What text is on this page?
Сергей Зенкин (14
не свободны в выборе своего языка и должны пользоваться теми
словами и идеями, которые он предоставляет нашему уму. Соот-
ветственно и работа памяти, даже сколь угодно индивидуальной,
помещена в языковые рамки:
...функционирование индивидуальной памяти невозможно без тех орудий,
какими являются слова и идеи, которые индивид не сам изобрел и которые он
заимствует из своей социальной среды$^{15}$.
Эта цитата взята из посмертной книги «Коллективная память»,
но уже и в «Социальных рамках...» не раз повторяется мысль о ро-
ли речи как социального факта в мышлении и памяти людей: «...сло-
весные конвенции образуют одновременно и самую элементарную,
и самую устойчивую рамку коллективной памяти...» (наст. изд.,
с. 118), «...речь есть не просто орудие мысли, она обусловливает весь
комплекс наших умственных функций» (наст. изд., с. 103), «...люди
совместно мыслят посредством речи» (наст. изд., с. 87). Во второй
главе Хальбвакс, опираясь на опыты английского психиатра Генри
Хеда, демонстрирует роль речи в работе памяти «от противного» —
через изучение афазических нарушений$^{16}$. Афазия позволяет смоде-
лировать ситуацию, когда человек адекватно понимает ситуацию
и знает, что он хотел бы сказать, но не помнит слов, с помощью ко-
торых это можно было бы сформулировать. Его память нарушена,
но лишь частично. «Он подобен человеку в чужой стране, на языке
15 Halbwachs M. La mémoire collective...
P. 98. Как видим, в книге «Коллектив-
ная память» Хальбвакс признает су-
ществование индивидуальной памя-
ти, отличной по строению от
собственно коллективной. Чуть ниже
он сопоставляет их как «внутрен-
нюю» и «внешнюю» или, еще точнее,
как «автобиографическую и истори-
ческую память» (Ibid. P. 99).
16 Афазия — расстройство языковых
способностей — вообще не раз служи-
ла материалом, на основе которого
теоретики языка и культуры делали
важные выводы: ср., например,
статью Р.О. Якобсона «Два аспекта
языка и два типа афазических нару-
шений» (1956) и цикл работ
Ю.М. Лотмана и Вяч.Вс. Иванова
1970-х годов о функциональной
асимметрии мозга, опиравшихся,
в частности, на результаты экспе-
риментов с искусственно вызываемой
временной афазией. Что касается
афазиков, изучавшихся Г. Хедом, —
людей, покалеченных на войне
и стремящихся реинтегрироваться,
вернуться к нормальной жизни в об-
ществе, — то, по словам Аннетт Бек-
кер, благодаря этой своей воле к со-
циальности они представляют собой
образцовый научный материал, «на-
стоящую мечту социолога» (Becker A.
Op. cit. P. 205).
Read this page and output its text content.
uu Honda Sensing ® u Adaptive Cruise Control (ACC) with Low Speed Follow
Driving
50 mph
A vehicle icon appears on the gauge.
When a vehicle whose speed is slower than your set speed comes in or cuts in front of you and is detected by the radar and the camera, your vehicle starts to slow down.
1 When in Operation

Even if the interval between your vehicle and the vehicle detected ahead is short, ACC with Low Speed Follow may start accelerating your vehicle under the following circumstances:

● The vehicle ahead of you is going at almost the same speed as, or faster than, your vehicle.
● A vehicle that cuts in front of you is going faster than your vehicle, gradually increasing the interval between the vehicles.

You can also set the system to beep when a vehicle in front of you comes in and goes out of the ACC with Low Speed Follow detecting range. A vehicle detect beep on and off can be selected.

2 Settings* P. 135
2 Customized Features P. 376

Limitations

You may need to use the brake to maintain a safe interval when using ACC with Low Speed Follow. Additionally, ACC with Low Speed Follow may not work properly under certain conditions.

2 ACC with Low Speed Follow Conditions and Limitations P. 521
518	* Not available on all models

[STATED PROBLEM] How many lines in the records above contain the word "память"? Reply with the number and nothing more.

[RESPONSE FOR THIS EXERCISE] 4